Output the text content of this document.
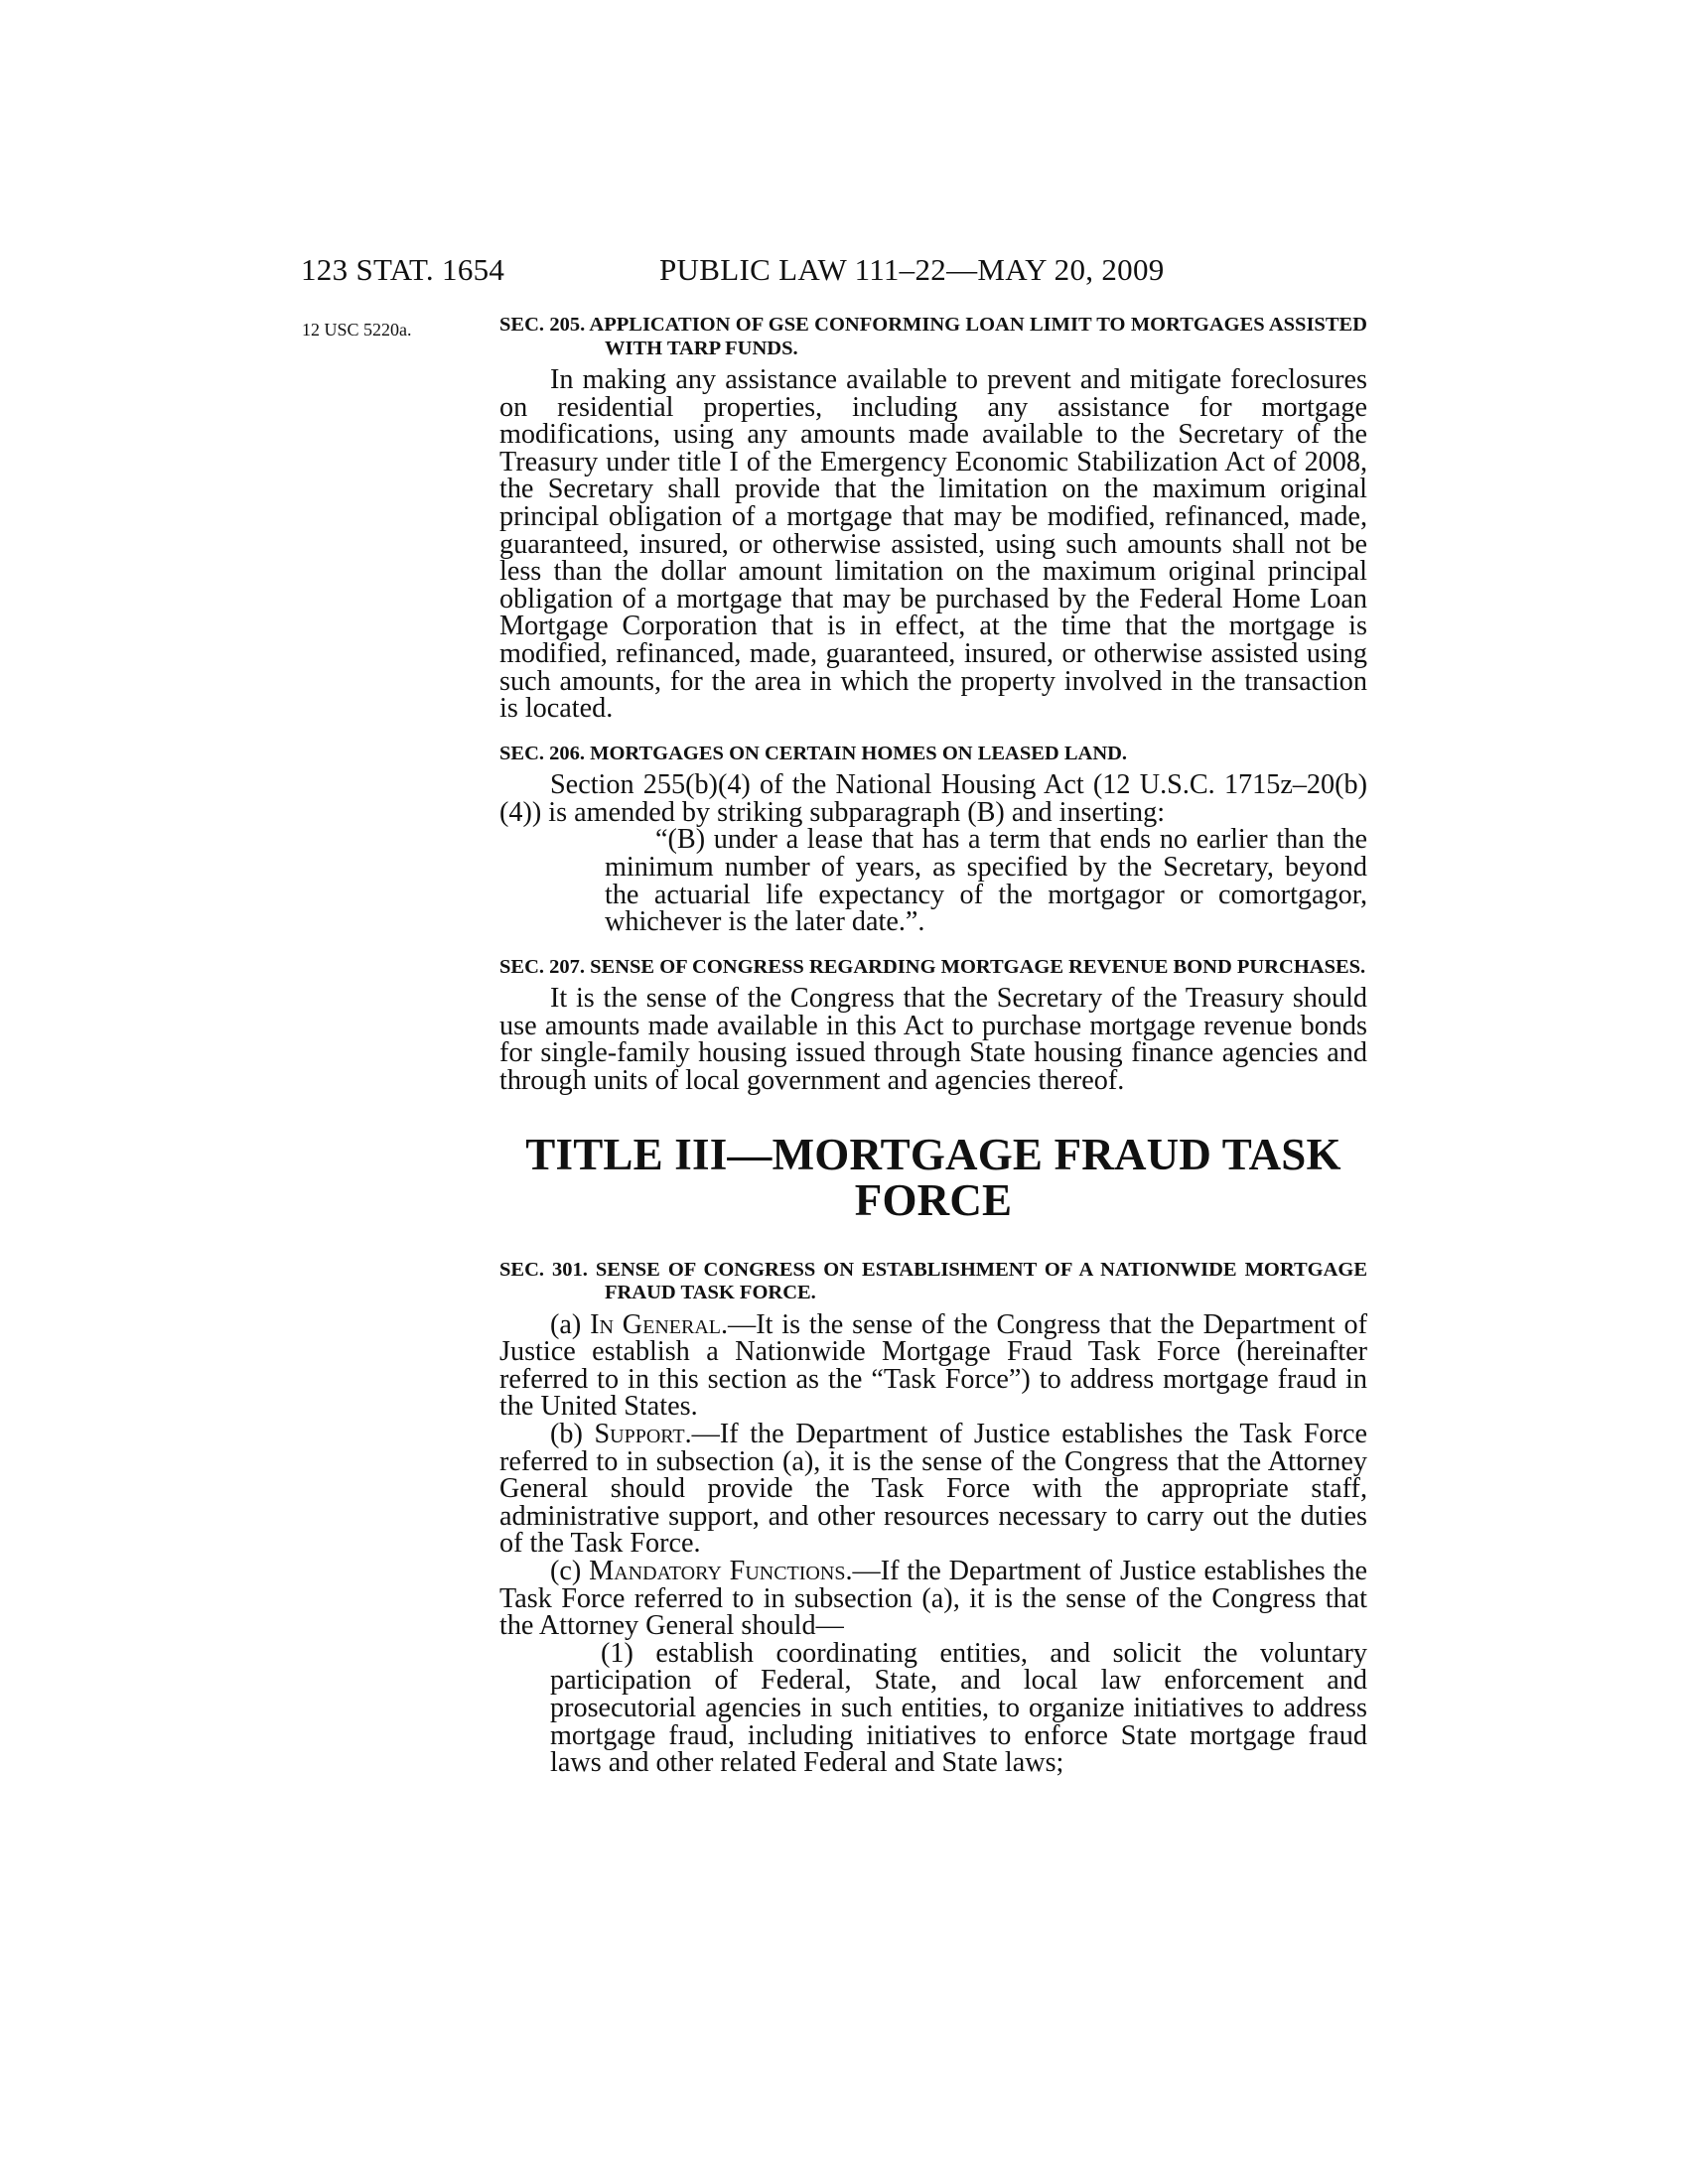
123 STAT. 1654	PUBLIC LAW 111–22—MAY 20, 2009
12 USC 5220a.	SEC. 205. APPLICATION OF GSE CONFORMING LOAN LIMIT TO MORTGAGES ASSISTED WITH TARP FUNDS.

In making any assistance available to prevent and mitigate foreclosures on residential properties, including any assistance for mortgage modifications, using any amounts made available to the Secretary of the Treasury under title I of the Emergency Economic Stabilization Act of 2008, the Secretary shall provide that the limitation on the maximum original principal obligation of a mortgage that may be modified, refinanced, made, guaranteed, insured, or otherwise assisted, using such amounts shall not be less than the dollar amount limitation on the maximum original principal obligation of a mortgage that may be purchased by the Federal Home Loan Mortgage Corporation that is in effect, at the time that the mortgage is modified, refinanced, made, guaranteed, insured, or otherwise assisted using such amounts, for the area in which the property involved in the transaction is located.

SEC. 206. MORTGAGES ON CERTAIN HOMES ON LEASED LAND.

Section 255(b)(4) of the National Housing Act (12 U.S.C. 1715z–20(b)(4)) is amended by striking subparagraph (B) and inserting:

“(B) under a lease that has a term that ends no earlier than the minimum number of years, as specified by the Secretary, beyond the actuarial life expectancy of the mortgagor or comortgagor, whichever is the later date.”.

SEC. 207. SENSE OF CONGRESS REGARDING MORTGAGE REVENUE BOND PURCHASES.

It is the sense of the Congress that the Secretary of the Treasury should use amounts made available in this Act to purchase mortgage revenue bonds for single-family housing issued through State housing finance agencies and through units of local government and agencies thereof.

TITLE III—MORTGAGE FRAUD TASK

FORCE

SEC. 301. SENSE OF CONGRESS ON ESTABLISHMENT OF A NATIONWIDE MORTGAGE FRAUD TASK FORCE.

(a) In General.—It is the sense of the Congress that the Department of Justice establish a Nationwide Mortgage Fraud Task Force (hereinafter referred to in this section as the “Task Force”) to address mortgage fraud in the United States.

(b) Support.—If the Department of Justice establishes the Task Force referred to in subsection (a), it is the sense of the Congress that the Attorney General should provide the Task Force with the appropriate staff, administrative support, and other resources necessary to carry out the duties of the Task Force.

(c) Mandatory Functions.—If the Department of Justice establishes the Task Force referred to in subsection (a), it is the sense of the Congress that the Attorney General should—

(1) establish coordinating entities, and solicit the voluntary participation of Federal, State, and local law enforcement and prosecutorial agencies in such entities, to organize initiatives to address mortgage fraud, including initiatives to enforce State mortgage fraud laws and other related Federal and State laws;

# Written task:
Search the listing for the word "General". Copy every line in which it occurs.

# Result of this task:
(a) In General.—It is the sense of the Congress that the Department of Justice establish a Nationwide Mortgage Fraud Task Force (hereinafter referred to in this section as the “Task Force”) to address mortgage fraud in the United States.
(b) Support.—If the Department of Justice establishes the Task Force referred to in subsection (a), it is the sense of the Congress that the Attorney General should provide the Task Force with the appropriate staff, administrative support, and other resources necessary to carry out the duties of the Task Force.
(c) Mandatory Functions.—If the Department of Justice establishes the Task Force referred to in subsection (a), it is the sense of the Congress that the Attorney General should—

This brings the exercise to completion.